*** RECORDS FOR THIS EXERCISE

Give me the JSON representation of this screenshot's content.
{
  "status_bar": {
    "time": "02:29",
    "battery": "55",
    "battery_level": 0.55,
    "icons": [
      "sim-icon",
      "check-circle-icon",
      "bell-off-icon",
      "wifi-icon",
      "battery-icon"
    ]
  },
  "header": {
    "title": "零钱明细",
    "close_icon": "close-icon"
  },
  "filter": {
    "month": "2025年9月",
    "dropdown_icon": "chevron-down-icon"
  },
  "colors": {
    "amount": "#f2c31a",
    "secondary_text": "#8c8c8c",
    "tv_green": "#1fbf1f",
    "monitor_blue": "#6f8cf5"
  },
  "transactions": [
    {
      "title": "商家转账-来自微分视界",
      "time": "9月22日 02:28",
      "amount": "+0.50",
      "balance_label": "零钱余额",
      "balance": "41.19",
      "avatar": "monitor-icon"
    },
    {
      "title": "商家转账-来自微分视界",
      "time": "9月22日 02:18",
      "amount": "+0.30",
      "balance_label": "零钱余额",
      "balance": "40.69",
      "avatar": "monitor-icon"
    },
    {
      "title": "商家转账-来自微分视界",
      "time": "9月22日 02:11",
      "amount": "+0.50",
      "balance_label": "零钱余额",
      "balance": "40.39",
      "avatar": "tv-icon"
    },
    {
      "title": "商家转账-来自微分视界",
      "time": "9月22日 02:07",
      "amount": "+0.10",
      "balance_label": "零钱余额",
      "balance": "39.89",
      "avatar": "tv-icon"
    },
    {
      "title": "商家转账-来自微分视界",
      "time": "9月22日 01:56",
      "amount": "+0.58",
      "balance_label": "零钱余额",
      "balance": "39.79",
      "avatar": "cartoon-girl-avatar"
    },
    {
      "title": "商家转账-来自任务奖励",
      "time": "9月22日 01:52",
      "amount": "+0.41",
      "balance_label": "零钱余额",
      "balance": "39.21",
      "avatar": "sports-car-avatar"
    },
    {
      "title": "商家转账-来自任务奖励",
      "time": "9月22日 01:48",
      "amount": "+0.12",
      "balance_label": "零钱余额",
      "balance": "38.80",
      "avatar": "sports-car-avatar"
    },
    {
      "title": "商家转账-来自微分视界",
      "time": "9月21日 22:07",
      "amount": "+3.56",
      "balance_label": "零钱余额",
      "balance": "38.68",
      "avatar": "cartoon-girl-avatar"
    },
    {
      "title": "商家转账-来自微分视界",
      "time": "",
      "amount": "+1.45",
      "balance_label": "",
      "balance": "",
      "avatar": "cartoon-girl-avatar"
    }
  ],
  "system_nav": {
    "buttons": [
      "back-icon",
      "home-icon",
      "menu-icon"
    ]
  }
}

******

### [TASK DETAILS]
Reproduce the full listing above, character for character.

### [TASK SOLUTION]
Give me the JSON representation of this screenshot's content.
{
  "status_bar": {
    "time": "02:29",
    "battery": "55",
    "battery_level": 0.55,
    "icons": [
      "sim-icon",
      "check-circle-icon",
      "bell-off-icon",
      "wifi-icon",
      "battery-icon"
    ]
  },
  "header": {
    "title": "零钱明细",
    "close_icon": "close-icon"
  },
  "filter": {
    "month": "2025年9月",
    "dropdown_icon": "chevron-down-icon"
  },
  "colors": {
    "amount": "#f2c31a",
    "secondary_text": "#8c8c8c",
    "tv_green": "#1fbf1f",
    "monitor_blue": "#6f8cf5"
  },
  "transactions": [
    {
      "title": "商家转账-来自微分视界",
      "time": "9月22日 02:28",
      "amount": "+0.50",
      "balance_label": "零钱余额",
      "balance": "41.19",
      "avatar": "monitor-icon"
    },
    {
      "title": "商家转账-来自微分视界",
      "time": "9月22日 02:18",
      "amount": "+0.30",
      "balance_label": "零钱余额",
      "balance": "40.69",
      "avatar": "monitor-icon"
    },
    {
      "title": "商家转账-来自微分视界",
      "time": "9月22日 02:11",
      "amount": "+0.50",
      "balance_label": "零钱余额",
      "balance": "40.39",
      "avatar": "tv-icon"
    },
    {
      "title": "商家转账-来自微分视界",
      "time": "9月22日 02:07",
      "amount": "+0.10",
      "balance_label": "零钱余额",
      "balance": "39.89",
      "avatar": "tv-icon"
    },
    {
      "title": "商家转账-来自微分视界",
      "time": "9月22日 01:56",
      "amount": "+0.58",
      "balance_label": "零钱余额",
      "balance": "39.79",
      "avatar": "cartoon-girl-avatar"
    },
    {
      "title": "商家转账-来自任务奖励",
      "time": "9月22日 01:52",
      "amount": "+0.41",
      "balance_label": "零钱余额",
      "balance": "39.21",
      "avatar": "sports-car-avatar"
    },
    {
      "title": "商家转账-来自任务奖励",
      "time": "9月22日 01:48",
      "amount": "+0.12",
      "balance_label": "零钱余额",
      "balance": "38.80",
      "avatar": "sports-car-avatar"
    },
    {
      "title": "商家转账-来自微分视界",
      "time": "9月21日 22:07",
      "amount": "+3.56",
      "balance_label": "零钱余额",
      "balance": "38.68",
      "avatar": "cartoon-girl-avatar"
    },
    {
      "title": "商家转账-来自微分视界",
      "time": "",
      "amount": "+1.45",
      "balance_label": "",
      "balance": "",
      "avatar": "cartoon-girl-avatar"
    }
  ],
  "system_nav": {
    "buttons": [
      "back-icon",
      "home-icon",
      "menu-icon"
    ]
  }
}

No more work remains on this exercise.